>> start Source passage
Event Details

Title:Runway overrun, Trans World Airlines, Inc., B-707, N742TW, The Greater Cincinnati Airport, Erlanger, Kentucky, November 6, 1967
Micro summary:This airplane overran the runway following an aborted takeoff in which it was believed the airplane clipped another airplane stuck in the mud.
Event Time:1967-11-06 at 1836 EST
File Name:1967-11-06-US.pdf
Publishing Agency:National Transportation Safety Board (NTSB)
Publishing Country:USA
Report number:NTSB-AAR-1968-09-11
Diversion Airport:Cincinnati/Northern Kentucky International Airport (CVG), Covington, Kentucky,
Site of event:Greater Cincinnati Airport
Departure:Cincinnati/Northern Kentucky International Airport (CVG), Covington, Kentucky,
Destination:Los Angeles International Airport, Los Angeles, California, USA
Airplane Type(s):Boeing 707
Flight Phase:Takeoff
Operator(s):Trans World Airlines
Type of flight:Revenue
Serious Injuries:13
Other Injuries:0
Diverted to:Cincinnati/Northern Kentucky International Airport (CVG), Covington, Kentucky,
Executive Summary:Trans World Airlines, Inc., Flight 159, a B-707, N742TW, crashed while attempting to abort a takeoff from Runway 27L at the Greater Cincinnati Airport, Erlanger, Kentucky, at approximately 1841 EST, on November 6, 1967. The 29 passengers and 7 crewmembers all escaped from the aircraft. Eleven occupants were treated for injuries and one died 4 days later.
>> end Source passage
>> start Entries
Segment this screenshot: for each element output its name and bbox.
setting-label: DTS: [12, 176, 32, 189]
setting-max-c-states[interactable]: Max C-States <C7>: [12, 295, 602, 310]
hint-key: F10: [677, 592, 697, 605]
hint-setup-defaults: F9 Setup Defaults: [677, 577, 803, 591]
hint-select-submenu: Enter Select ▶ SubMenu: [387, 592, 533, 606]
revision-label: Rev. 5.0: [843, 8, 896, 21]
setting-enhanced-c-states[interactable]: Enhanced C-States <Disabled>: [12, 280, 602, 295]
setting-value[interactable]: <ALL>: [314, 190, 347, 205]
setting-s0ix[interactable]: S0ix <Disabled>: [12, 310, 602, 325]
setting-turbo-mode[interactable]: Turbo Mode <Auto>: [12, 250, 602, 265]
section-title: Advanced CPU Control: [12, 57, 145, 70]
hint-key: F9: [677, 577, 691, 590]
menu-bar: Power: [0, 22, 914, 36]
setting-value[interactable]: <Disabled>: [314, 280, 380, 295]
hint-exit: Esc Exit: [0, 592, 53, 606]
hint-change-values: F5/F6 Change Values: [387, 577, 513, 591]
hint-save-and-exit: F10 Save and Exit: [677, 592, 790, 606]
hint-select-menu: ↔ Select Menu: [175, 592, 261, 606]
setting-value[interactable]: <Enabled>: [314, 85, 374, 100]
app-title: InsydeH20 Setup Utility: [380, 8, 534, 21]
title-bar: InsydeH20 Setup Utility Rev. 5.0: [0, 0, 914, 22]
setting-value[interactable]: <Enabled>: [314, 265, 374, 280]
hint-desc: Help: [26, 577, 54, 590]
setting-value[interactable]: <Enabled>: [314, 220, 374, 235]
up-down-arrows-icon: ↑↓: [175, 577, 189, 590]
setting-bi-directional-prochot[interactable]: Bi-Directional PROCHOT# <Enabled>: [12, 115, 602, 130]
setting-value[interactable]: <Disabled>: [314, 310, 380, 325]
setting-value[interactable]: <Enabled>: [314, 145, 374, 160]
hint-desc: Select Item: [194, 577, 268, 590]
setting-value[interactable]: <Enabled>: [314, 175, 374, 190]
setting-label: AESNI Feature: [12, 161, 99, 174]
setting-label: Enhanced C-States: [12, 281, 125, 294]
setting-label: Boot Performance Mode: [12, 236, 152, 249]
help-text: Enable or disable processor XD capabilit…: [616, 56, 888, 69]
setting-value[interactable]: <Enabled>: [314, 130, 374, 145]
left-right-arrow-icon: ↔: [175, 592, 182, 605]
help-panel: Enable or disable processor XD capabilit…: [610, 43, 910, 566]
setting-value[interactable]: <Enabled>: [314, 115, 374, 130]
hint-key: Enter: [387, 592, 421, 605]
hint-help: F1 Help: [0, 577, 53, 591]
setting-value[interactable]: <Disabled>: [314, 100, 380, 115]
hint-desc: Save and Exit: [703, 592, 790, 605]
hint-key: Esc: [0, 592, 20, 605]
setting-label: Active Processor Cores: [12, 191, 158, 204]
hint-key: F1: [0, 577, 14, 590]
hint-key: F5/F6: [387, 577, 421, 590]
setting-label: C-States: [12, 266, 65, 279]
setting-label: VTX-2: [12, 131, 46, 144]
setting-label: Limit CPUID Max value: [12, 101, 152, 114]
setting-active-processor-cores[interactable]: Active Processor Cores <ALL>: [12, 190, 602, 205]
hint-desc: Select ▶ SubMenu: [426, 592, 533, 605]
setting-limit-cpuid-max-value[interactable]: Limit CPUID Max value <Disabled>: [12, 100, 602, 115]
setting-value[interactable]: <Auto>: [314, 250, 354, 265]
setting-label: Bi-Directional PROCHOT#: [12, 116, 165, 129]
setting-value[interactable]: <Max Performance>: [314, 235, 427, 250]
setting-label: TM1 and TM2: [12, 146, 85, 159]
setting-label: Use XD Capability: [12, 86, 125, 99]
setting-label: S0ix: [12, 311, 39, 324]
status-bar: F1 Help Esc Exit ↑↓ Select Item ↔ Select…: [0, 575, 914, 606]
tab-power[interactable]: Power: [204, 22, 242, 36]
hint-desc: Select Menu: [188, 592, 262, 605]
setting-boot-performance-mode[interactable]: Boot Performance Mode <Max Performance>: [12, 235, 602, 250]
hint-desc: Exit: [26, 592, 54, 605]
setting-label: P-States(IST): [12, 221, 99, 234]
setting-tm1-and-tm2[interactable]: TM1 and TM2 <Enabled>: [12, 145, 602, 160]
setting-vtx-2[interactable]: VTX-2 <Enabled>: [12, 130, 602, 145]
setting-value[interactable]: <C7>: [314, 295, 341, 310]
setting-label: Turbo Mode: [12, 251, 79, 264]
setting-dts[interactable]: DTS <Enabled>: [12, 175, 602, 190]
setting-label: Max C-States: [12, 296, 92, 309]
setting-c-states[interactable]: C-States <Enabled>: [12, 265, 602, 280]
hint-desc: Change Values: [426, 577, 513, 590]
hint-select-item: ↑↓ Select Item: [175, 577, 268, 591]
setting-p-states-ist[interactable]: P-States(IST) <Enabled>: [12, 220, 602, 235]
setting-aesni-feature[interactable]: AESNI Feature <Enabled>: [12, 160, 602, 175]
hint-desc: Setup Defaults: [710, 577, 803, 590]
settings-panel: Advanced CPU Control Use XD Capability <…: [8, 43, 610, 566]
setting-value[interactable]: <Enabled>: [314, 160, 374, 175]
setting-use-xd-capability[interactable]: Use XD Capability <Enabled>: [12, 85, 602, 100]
>> end Entries
### Objective
Continue the runway overrun record above from where it stops, without drawing on the data.

### Result for this task
The first officer of Flight 159 was making the takeoff. In the takeoff roll, he heard a loud report from the right side of the aircraft, and experienced a yaw and movement of the flight controls as his aircraft missed a Delta Air Lines DC-9 which was mired adjacent to the runway. He concluded that his aircraft had struck the DC-9 and attempted to abort the takeoff. Just previous to the abort, he had checked his air- speed and believed that he was at or near V1. The flight ran off the end of the runway approximately 421 feet. The main landing gear was sheared, and the aircraft was extensively damaged by the ground slide and fire.

The Board determines that the probable cause of the accident was the inability of the TWA crew to abort successfully their takeoff at the speed attained prior to the attempted abort. The abort was understandably initiated because of the first officer's belief that his plane had collided with a Delta aircraft stopped just off the runway. A contributing factor was the action of the Delta crew in advising the tower that their plane was clear of the runway without carefully ascertaining the facts, and when in fact their aircraft was not a safe distance under the circumstance of another aircraft taking off on that runway.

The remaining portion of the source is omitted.